EXERCISE PASSAGE –
- - - -
# Tips on Getting Your Dog to Let You Give Him EARDROPS? Help!



## glamgirl84

Hey everyone, my little man has an ear infection - he never really likes his ears being touched, and now that one is itching/bothering him, he's even more sensitive. The problem is that I need to give him ear drops down into his ear canal- this = impossible!!!

He's normally such a good boy but when it comes to the ear drops he gets crazy, shakes his head, won't sit still and is basically a nightmare! I can't really blame him- I don't love the idea of someone dripping goo into my ear canal either- but it's got to be done. I've tried everything- being as soothing as possible, giving a 1/2 hours worth of belly rubs beforehand to calm him down, distracting him with his favorite toy, attempting to bribe him to sit still with treats, etc, etc, etc. My vet says I can give him Benadryl to calm him down but I have to give him the ear drops 2 times a day so I'm not going to "sedate" him twice a day for ten days!
- - - -
DATASET RECORDS –

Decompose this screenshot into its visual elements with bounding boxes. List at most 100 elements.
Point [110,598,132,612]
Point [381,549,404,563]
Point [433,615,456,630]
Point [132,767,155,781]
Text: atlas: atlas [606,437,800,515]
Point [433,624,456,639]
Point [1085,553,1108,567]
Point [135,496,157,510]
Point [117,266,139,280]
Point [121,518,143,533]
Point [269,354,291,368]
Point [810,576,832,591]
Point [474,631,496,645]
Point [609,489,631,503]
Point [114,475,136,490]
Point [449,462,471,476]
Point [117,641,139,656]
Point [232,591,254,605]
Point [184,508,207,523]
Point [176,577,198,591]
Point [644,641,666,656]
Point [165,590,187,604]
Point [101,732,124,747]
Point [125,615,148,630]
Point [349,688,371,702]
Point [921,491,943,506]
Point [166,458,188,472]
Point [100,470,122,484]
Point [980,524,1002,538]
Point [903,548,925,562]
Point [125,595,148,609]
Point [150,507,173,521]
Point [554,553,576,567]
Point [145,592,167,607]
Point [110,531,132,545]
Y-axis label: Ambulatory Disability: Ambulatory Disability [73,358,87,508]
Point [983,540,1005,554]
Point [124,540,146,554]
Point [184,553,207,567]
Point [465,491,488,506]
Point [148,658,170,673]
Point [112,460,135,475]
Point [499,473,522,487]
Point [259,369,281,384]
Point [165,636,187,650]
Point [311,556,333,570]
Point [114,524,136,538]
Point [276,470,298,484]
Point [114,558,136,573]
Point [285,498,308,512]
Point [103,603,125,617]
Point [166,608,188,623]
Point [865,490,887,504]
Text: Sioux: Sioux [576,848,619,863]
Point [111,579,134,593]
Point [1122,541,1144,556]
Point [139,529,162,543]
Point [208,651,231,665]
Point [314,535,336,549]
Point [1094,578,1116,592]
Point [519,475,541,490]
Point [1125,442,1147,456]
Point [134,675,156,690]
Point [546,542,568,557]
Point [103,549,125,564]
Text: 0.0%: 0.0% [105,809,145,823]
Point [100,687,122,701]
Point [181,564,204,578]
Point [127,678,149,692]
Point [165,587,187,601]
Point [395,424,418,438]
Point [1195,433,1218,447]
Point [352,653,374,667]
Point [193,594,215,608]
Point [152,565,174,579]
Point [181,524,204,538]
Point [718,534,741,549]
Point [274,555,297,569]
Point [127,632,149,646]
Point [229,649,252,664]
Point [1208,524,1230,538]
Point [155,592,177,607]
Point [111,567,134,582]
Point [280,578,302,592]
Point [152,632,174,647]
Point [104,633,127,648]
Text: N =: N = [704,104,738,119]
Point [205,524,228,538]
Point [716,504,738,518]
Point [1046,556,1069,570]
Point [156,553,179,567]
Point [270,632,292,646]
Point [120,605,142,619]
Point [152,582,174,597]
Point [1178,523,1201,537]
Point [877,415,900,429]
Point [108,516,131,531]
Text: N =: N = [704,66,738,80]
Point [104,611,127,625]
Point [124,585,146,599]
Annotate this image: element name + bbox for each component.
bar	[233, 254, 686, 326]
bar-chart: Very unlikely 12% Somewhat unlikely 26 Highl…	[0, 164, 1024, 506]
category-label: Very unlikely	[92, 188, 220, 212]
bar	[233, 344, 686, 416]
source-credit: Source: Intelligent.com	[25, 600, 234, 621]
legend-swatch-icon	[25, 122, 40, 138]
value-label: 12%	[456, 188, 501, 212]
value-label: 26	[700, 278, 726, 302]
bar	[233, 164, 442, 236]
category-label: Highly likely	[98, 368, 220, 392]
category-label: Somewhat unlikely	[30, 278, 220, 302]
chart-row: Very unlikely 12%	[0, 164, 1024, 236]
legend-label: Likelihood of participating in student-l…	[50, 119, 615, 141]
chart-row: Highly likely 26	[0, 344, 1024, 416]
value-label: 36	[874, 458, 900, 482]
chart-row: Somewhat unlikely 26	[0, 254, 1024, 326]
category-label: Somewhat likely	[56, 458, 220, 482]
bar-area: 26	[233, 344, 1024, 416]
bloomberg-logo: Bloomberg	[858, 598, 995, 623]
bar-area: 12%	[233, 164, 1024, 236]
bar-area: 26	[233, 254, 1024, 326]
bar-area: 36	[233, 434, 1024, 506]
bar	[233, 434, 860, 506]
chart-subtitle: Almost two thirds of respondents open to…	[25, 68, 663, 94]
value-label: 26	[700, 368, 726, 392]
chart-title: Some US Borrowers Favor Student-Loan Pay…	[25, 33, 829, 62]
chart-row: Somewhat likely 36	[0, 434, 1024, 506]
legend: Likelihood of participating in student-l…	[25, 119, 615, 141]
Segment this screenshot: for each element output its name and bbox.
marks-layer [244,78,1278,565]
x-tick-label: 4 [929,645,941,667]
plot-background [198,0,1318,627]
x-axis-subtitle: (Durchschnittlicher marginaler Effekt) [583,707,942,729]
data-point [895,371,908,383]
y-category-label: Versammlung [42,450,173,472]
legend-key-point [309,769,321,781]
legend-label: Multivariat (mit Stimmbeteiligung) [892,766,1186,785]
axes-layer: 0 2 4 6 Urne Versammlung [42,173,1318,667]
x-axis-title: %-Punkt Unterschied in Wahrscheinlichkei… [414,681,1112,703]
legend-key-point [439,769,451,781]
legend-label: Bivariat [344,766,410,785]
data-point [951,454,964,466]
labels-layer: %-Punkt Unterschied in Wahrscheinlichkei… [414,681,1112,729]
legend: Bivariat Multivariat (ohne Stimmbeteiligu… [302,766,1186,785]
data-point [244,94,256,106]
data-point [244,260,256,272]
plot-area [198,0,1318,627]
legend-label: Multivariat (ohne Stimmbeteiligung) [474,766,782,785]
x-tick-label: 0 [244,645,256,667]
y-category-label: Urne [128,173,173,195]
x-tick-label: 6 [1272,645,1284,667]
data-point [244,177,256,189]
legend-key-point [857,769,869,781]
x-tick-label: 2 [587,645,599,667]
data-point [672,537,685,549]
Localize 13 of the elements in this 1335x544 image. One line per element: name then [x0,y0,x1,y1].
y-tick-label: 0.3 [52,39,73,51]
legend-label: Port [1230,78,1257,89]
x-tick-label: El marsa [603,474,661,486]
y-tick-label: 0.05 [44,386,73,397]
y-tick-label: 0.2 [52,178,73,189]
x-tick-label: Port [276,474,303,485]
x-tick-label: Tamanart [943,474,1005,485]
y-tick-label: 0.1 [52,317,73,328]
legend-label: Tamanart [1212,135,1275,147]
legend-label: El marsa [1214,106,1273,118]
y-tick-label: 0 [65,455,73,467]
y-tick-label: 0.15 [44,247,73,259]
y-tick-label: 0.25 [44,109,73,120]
- - - -
YOUR TASKS –
1. Quote the ear-drops thread word for word, beginning at the words "# Tips on Getting" and stopping after the words "this = impossible!!!".
2. List every method the poster of the ear-drops thread says they have already tried.
3. In the ear-drops thread, how many times a day must the drops be given?

ANSWERS BELOW –
1.
# Tips on Getting Your Dog to Let You Give Him EARDROPS? Help!



## glamgirl84

Hey everyone, my little man has an ear infection - he never really likes his ears being touched, and now that one is itching/bothering him, he's even more sensitive. The problem is that I need to give him ear drops down into his ear canal- this = impossible!!!

2.
- Being as soothing as possible
- Giving half an hour's worth of belly rubs beforehand to calm him down
- Distracting him with his favorite toy
- Attempting to bribe him with treats to sit still

3. Two times a day.